**TO DO:** Take every line from the listing below that includes "JSON" and copy it.

**ENTRIES PROVIDED:**
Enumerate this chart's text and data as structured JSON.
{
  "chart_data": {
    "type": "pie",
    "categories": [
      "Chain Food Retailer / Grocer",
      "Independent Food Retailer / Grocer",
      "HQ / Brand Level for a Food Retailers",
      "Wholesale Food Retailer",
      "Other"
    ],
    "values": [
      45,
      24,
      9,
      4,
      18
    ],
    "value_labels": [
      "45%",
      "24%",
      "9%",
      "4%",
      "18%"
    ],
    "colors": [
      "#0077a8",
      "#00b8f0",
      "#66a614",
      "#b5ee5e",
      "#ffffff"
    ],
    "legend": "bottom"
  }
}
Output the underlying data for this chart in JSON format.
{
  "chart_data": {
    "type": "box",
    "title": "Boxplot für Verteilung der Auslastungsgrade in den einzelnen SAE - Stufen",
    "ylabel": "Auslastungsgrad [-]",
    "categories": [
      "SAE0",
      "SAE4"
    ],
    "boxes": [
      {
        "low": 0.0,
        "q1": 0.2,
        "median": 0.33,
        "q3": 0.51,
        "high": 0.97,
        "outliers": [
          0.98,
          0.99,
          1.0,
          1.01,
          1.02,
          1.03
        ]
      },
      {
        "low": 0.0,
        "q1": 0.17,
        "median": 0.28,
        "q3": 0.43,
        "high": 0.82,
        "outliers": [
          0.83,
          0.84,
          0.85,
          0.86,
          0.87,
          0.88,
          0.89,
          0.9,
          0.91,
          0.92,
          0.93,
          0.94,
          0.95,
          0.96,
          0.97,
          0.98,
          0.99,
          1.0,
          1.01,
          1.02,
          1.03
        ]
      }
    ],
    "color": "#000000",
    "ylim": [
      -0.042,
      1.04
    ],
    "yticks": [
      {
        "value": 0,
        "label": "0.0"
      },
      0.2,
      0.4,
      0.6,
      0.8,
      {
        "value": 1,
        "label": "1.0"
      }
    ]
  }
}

**SOLVED PROBLEM:**
Enumerate this chart's text and data as structured JSON.
Output the underlying data for this chart in JSON format.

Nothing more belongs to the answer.